-- Problem description --
For the word "Maharaj", find each line in the entries where it occurs and copy that line.

-- Records to process --
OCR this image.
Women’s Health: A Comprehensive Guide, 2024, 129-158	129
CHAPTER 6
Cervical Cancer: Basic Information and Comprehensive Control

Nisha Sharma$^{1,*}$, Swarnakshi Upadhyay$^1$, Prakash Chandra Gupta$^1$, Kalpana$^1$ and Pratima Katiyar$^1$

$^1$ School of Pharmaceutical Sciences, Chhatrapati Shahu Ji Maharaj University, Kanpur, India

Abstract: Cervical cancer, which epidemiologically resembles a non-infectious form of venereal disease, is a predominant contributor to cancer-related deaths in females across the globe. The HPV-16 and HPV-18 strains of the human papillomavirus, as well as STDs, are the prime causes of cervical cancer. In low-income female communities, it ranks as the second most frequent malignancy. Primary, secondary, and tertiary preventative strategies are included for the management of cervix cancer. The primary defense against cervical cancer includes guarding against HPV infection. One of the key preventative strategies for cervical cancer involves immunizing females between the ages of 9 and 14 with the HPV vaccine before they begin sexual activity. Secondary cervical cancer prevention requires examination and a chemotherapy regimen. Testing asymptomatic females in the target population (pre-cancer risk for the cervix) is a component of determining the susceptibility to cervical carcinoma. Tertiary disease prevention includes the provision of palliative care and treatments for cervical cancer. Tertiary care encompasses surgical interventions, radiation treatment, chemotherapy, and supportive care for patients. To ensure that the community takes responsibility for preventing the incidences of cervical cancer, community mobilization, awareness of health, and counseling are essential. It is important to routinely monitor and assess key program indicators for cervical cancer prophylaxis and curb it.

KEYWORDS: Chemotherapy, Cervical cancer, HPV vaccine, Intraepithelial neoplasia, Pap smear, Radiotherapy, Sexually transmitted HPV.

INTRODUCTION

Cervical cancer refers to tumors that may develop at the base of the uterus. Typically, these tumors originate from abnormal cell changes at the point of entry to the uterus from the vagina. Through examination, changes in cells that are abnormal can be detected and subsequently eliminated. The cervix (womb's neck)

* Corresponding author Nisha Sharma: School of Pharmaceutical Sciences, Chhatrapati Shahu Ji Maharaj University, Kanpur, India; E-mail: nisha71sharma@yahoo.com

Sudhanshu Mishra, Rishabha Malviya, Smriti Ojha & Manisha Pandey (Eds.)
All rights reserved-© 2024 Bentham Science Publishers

-- Worked solution --
$^1$ School of Pharmaceutical Sciences, Chhatrapati Shahu Ji Maharaj University, Kanpur, India
* Corresponding author Nisha Sharma: School of Pharmaceutical Sciences, Chhatrapati Shahu Ji Maharaj University, Kanpur, India; E-mail: nisha71sharma@yahoo.com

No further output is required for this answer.